_DIRECTIONS_
Find the word "помещениях" in the records below. List each line containing it.

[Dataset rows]
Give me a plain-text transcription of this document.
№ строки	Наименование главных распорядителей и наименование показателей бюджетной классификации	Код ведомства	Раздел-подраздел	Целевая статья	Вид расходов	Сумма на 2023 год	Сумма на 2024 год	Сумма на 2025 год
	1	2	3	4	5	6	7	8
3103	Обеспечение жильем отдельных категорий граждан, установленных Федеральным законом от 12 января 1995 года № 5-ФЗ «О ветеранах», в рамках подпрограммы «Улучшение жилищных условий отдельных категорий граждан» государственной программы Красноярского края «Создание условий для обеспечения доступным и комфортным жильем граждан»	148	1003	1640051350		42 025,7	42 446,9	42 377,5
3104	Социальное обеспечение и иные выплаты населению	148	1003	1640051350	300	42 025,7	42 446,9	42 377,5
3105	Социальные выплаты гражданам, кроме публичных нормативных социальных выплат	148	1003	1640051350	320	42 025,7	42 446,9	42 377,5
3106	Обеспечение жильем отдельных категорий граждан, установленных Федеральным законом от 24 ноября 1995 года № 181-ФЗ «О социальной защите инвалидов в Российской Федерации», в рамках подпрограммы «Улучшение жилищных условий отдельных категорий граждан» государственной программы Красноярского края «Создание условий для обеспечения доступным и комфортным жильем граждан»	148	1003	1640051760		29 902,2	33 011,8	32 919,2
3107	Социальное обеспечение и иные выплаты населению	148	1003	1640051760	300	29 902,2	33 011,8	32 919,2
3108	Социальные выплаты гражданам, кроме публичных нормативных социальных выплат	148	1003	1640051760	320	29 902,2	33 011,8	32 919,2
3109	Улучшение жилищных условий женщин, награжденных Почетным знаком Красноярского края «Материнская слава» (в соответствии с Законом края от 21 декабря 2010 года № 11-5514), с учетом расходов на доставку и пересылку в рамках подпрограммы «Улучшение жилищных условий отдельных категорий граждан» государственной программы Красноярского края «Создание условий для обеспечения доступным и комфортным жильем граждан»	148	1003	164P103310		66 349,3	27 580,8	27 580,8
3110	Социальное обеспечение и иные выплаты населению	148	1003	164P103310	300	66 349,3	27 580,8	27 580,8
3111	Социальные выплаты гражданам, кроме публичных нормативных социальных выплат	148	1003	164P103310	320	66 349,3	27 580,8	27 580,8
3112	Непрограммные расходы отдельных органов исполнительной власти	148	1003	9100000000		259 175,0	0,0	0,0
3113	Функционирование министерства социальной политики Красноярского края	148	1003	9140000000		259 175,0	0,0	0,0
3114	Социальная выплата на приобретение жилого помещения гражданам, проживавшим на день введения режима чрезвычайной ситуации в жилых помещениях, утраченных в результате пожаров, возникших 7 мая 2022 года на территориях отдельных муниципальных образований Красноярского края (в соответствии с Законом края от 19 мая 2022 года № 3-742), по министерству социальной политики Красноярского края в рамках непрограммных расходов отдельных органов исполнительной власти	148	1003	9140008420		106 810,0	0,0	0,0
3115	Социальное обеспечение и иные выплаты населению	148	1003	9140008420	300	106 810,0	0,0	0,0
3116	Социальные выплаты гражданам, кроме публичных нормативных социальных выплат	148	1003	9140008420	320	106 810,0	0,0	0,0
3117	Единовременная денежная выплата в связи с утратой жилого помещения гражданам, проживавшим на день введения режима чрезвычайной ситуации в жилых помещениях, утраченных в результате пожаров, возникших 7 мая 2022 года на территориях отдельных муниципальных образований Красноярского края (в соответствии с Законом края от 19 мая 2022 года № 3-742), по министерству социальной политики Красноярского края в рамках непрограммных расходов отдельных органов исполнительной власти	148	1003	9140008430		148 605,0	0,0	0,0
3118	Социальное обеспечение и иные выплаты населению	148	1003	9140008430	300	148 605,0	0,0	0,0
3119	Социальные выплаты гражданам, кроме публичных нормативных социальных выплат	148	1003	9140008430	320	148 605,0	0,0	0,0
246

_SOLUTION FOR THIS TASK_
3114	Социальная выплата на приобретение жилого помещения гражданам, проживавшим на день введения режима чрезвычайной ситуации в жилых помещениях, утраченных в результате пожаров, возникших 7 мая 2022 года на территориях отдельных муниципальных образований Красноярского края (в соответствии с Законом края от 19 мая 2022 года № 3-742), по министерству социальной политики Красноярского края в рамках непрограммных расходов отдельных органов исполнительной власти	148	1003	9140008420		106 810,0	0,0	0,0
3117	Единовременная денежная выплата в связи с утратой жилого помещения гражданам, проживавшим на день введения режима чрезвычайной ситуации в жилых помещениях, утраченных в результате пожаров, возникших 7 мая 2022 года на территориях отдельных муниципальных образований Красноярского края (в соответствии с Законом края от 19 мая 2022 года № 3-742), по министерству социальной политики Красноярского края в рамках непрограммных расходов отдельных органов исполнительной власти	148	1003	9140008430		148 605,0	0,0	0,0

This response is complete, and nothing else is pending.